Written task :: Search the records that follow and extract every line containing the string "glyph".

Stored rows ::
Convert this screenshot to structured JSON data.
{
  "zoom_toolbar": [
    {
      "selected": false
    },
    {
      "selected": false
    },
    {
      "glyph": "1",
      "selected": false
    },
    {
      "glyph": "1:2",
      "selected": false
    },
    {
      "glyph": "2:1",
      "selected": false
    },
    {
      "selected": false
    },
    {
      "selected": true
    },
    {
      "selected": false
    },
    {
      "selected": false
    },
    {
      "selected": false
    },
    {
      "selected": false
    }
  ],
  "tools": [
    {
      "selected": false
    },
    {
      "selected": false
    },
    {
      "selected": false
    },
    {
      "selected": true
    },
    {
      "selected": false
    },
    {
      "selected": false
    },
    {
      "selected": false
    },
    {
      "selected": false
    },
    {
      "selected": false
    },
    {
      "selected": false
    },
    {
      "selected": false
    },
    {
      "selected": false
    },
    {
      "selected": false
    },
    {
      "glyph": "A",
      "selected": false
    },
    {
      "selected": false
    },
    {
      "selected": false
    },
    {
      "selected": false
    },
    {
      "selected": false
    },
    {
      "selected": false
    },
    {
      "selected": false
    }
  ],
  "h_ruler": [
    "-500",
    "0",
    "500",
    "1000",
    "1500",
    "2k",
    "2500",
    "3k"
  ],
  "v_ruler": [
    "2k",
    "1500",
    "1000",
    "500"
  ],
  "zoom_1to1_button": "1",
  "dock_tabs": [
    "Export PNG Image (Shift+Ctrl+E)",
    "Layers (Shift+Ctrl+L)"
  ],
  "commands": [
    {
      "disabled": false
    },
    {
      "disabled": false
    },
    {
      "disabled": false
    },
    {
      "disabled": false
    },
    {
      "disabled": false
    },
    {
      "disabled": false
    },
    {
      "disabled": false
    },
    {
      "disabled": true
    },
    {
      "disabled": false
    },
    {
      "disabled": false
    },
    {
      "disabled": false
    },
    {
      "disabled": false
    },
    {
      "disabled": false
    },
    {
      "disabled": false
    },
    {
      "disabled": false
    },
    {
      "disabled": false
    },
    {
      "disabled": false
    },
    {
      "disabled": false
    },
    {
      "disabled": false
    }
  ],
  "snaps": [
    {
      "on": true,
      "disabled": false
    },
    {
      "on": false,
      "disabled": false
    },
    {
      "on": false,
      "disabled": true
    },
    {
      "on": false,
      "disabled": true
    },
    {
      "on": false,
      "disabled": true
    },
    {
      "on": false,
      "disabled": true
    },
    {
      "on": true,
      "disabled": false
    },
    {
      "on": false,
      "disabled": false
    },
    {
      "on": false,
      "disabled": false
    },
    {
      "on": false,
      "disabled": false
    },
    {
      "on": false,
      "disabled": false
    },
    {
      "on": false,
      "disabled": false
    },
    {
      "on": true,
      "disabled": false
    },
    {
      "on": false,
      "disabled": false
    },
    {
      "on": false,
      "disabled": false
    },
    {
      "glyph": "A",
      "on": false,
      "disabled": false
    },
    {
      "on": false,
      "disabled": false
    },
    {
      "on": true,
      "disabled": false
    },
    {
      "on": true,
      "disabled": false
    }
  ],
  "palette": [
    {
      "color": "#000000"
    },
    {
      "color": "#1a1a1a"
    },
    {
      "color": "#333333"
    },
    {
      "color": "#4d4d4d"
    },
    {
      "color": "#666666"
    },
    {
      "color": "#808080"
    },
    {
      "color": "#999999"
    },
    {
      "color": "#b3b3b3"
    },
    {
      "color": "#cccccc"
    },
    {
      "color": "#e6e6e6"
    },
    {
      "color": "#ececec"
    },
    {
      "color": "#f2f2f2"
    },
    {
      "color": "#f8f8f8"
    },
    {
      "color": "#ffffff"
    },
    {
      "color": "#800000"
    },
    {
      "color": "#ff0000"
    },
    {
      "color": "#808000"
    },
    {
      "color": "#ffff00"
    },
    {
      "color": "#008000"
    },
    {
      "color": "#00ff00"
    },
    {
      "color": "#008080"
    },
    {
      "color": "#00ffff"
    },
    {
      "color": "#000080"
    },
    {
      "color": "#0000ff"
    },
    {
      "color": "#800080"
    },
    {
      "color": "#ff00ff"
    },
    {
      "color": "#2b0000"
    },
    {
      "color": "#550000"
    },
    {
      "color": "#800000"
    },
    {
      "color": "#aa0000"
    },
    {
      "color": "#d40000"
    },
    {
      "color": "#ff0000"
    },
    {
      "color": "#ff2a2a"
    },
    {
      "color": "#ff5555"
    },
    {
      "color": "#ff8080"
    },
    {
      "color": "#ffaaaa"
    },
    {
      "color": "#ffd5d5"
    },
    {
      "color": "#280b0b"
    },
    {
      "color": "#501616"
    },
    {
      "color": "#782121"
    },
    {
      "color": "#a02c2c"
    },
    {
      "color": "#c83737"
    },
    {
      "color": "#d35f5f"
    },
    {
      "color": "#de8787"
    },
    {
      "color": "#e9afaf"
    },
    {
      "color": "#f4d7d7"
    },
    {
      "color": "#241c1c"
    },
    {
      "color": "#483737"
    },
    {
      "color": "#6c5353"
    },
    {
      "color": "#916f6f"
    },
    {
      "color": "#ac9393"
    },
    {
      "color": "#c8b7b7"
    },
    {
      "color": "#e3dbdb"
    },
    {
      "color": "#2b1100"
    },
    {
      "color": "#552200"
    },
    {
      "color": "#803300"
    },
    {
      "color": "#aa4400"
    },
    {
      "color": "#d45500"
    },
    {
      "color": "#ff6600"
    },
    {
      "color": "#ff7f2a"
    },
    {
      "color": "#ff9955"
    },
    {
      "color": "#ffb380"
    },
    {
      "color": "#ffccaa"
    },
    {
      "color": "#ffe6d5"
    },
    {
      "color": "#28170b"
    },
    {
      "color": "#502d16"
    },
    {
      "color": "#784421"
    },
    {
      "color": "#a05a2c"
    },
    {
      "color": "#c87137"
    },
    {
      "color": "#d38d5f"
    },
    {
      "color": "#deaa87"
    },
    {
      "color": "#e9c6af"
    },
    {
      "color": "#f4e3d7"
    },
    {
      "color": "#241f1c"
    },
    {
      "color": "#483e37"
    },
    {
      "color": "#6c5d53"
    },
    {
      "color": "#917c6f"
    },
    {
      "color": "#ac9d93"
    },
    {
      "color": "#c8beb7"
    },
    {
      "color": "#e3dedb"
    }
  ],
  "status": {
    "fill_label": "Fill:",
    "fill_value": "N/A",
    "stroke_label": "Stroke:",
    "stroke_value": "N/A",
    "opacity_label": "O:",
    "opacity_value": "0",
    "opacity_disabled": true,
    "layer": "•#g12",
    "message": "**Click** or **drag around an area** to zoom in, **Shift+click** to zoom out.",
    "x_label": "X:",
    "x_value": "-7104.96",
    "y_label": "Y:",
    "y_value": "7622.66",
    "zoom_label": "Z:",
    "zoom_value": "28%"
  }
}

Problem solution ::
      "glyph": "1",
      "glyph": "1:2",
      "glyph": "2:1",
      "glyph": "A",
      "glyph": "A",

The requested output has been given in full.